* [Goal] In the entries that follow, find the word "odstraňte" and report each line it is on.
● ● ● ● ●
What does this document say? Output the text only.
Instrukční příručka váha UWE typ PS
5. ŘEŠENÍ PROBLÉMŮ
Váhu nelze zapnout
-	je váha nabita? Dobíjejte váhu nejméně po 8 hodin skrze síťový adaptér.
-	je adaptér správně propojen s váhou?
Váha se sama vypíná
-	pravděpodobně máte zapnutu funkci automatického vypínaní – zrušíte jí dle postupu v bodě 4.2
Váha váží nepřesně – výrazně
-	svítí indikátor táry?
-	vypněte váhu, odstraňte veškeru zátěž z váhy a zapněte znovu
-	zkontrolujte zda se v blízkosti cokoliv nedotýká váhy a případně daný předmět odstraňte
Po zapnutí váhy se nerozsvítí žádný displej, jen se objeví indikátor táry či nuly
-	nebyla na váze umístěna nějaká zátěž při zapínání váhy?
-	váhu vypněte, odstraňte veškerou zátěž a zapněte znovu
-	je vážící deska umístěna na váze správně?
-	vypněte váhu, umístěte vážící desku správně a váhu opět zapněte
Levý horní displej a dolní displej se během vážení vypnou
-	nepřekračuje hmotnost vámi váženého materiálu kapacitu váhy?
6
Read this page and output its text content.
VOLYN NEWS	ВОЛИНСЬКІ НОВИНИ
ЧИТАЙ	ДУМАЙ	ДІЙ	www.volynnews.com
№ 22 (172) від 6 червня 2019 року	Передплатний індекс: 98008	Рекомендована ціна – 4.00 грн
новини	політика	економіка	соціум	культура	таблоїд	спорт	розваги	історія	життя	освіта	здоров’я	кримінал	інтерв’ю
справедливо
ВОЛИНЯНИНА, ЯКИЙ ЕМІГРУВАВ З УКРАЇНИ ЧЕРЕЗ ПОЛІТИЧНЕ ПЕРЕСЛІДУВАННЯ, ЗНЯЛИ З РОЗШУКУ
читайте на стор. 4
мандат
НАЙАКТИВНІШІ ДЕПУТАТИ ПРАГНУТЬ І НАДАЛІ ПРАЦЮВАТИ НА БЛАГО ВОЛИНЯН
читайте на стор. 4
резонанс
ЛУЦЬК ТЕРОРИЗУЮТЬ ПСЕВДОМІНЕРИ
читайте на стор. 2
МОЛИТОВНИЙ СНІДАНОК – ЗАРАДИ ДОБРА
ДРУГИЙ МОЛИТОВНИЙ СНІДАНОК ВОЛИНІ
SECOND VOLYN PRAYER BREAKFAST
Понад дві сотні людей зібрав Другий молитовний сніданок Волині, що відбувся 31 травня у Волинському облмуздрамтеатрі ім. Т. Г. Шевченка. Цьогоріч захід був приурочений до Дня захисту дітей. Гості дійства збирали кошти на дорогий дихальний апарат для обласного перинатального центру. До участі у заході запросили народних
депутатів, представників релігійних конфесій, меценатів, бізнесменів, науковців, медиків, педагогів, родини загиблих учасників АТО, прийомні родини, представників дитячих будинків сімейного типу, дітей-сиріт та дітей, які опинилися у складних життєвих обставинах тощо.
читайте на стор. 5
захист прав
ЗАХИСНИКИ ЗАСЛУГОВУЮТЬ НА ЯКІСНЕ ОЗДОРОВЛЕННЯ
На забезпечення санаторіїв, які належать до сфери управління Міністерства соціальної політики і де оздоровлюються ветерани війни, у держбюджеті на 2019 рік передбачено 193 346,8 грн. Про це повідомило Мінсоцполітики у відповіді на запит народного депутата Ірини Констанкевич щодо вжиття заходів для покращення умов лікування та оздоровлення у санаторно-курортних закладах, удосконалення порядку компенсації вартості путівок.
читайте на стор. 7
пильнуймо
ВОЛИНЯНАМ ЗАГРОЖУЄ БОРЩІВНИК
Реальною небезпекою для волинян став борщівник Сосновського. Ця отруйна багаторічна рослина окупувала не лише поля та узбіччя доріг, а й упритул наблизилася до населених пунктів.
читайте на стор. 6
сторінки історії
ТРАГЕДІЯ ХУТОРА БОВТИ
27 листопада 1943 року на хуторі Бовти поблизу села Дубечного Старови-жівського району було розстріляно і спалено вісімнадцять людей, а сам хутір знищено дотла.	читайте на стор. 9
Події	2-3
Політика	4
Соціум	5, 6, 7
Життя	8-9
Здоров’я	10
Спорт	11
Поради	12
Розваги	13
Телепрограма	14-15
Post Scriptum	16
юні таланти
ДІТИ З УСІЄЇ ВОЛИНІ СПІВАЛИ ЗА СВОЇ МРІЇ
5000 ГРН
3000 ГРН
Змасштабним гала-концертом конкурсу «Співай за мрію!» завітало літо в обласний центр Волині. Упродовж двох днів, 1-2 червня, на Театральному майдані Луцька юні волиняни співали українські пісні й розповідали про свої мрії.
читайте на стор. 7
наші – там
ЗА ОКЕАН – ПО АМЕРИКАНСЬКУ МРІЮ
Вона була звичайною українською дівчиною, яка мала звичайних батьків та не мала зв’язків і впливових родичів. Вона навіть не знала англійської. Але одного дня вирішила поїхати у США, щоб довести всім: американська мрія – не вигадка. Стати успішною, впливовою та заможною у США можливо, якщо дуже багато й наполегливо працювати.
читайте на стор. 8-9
● ● ● ● ●
* [Written response]
-	vypněte váhu, odstraňte veškeru zátěž z váhy a zapněte znovu
-	zkontrolujte zda se v blízkosti cokoliv nedotýká váhy a případně daný předmět odstraňte
-	váhu vypněte, odstraňte veškerou zátěž a zapněte znovu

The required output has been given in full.